━━ Data

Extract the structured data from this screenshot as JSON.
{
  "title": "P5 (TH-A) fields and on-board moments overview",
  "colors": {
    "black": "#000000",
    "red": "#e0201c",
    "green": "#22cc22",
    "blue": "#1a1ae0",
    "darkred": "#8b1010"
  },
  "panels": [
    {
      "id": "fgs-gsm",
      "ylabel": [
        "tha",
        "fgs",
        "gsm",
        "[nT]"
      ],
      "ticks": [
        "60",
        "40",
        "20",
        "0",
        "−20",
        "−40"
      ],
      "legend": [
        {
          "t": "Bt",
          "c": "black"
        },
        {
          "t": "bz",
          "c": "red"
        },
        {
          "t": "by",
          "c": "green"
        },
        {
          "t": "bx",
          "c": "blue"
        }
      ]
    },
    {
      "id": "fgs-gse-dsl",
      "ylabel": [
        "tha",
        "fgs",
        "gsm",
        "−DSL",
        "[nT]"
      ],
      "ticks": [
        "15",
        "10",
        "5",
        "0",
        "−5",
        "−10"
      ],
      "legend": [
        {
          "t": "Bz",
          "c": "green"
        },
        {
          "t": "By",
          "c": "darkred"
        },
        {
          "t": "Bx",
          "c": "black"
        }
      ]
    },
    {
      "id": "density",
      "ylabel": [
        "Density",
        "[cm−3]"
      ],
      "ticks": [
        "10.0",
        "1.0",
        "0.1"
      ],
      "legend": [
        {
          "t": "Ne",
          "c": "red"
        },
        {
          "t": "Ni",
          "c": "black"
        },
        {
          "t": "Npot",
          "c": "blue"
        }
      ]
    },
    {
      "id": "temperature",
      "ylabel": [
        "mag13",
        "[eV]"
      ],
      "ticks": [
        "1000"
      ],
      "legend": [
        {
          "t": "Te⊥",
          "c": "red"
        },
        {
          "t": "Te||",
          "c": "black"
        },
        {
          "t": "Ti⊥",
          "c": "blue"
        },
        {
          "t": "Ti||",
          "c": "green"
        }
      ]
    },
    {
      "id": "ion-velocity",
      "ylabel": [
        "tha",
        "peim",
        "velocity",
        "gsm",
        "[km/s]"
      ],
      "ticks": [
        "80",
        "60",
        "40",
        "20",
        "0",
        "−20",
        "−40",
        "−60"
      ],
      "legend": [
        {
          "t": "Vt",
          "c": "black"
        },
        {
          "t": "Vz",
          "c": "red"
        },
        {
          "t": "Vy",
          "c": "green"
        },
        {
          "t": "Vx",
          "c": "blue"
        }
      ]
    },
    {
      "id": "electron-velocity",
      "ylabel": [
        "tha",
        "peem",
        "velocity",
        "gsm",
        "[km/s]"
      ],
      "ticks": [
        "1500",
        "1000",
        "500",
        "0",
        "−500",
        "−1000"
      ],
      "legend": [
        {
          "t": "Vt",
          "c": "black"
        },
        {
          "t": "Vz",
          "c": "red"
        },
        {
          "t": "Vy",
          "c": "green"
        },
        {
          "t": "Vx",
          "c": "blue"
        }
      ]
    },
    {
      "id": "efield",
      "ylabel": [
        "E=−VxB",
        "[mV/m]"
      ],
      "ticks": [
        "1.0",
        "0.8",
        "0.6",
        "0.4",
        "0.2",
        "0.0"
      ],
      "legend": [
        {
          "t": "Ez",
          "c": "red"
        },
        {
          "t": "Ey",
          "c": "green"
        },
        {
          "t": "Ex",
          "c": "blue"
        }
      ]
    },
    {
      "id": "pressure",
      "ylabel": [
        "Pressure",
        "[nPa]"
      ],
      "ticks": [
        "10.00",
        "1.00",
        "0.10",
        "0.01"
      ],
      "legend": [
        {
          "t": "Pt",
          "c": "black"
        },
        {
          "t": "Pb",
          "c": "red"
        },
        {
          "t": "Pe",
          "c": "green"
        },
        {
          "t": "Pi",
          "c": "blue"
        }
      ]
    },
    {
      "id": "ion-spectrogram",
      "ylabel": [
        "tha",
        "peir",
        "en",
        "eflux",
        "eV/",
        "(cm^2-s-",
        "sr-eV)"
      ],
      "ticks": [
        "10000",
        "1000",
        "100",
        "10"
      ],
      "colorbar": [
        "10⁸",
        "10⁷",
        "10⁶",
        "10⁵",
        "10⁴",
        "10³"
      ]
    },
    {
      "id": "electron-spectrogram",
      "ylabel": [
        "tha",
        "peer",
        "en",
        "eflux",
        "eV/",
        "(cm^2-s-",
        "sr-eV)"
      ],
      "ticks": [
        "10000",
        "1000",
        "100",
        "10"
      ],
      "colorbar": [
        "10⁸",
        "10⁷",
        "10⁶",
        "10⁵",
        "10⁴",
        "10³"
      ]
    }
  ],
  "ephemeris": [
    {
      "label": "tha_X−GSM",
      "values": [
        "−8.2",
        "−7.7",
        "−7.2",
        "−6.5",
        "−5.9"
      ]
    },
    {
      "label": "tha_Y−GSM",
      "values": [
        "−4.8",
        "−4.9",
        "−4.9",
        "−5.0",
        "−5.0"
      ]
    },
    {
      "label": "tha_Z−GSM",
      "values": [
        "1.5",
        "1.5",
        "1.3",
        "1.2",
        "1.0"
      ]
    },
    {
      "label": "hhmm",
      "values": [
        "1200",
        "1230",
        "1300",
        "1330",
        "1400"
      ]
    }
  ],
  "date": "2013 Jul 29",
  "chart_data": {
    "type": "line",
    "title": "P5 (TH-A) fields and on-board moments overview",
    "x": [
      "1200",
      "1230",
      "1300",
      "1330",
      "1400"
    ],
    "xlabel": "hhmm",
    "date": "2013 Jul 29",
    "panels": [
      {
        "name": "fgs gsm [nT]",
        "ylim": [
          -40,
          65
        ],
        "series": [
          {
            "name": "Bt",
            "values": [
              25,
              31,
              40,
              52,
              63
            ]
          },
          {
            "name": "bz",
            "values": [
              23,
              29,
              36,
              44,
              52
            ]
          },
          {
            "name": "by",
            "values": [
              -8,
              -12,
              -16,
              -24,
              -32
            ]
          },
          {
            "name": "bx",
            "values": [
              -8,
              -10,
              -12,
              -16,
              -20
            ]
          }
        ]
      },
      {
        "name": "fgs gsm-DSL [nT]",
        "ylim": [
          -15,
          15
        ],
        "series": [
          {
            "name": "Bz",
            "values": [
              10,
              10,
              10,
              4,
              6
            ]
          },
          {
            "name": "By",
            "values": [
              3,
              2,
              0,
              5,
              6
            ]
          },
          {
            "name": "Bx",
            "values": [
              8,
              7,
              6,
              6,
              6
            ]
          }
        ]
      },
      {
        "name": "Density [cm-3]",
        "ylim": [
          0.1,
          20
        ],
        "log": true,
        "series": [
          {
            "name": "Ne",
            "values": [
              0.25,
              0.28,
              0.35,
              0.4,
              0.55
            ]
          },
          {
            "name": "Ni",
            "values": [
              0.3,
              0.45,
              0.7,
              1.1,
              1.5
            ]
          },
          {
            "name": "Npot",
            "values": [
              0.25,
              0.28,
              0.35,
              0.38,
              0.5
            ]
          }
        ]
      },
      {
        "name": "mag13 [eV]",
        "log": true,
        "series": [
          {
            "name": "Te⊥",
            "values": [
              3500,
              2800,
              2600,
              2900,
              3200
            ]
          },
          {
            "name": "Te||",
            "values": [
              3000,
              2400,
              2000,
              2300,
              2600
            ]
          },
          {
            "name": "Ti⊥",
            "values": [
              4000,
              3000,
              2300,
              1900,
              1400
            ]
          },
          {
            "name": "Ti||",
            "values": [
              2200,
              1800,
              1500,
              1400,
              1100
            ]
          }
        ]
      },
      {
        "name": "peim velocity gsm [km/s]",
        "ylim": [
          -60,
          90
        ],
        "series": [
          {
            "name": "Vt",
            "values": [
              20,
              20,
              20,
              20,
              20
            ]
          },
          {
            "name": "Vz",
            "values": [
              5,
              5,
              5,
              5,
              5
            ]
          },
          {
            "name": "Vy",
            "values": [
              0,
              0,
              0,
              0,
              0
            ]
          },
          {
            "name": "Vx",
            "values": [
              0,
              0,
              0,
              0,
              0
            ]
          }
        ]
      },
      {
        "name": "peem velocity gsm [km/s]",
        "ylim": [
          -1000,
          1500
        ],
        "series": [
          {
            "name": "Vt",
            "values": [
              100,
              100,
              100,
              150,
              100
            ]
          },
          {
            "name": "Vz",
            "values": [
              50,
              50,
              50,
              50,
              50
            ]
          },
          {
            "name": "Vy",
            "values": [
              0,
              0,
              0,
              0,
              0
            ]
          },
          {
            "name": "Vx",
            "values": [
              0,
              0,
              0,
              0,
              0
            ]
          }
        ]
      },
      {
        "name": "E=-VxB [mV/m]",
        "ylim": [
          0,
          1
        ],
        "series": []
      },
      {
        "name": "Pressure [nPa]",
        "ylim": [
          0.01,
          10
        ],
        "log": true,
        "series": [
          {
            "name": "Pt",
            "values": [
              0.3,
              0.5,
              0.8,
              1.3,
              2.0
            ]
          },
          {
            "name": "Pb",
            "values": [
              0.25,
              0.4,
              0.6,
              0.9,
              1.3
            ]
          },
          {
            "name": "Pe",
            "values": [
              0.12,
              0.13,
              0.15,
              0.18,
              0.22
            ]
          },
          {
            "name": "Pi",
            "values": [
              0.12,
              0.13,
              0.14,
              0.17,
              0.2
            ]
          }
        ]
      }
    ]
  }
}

━━━━

Required work: Filter out every line that lacks the word "overview", and copy the rest.

Written response:
  "title": "P5 (TH-A) fields and on-board moments overview",
    "title": "P5 (TH-A) fields and on-board moments overview",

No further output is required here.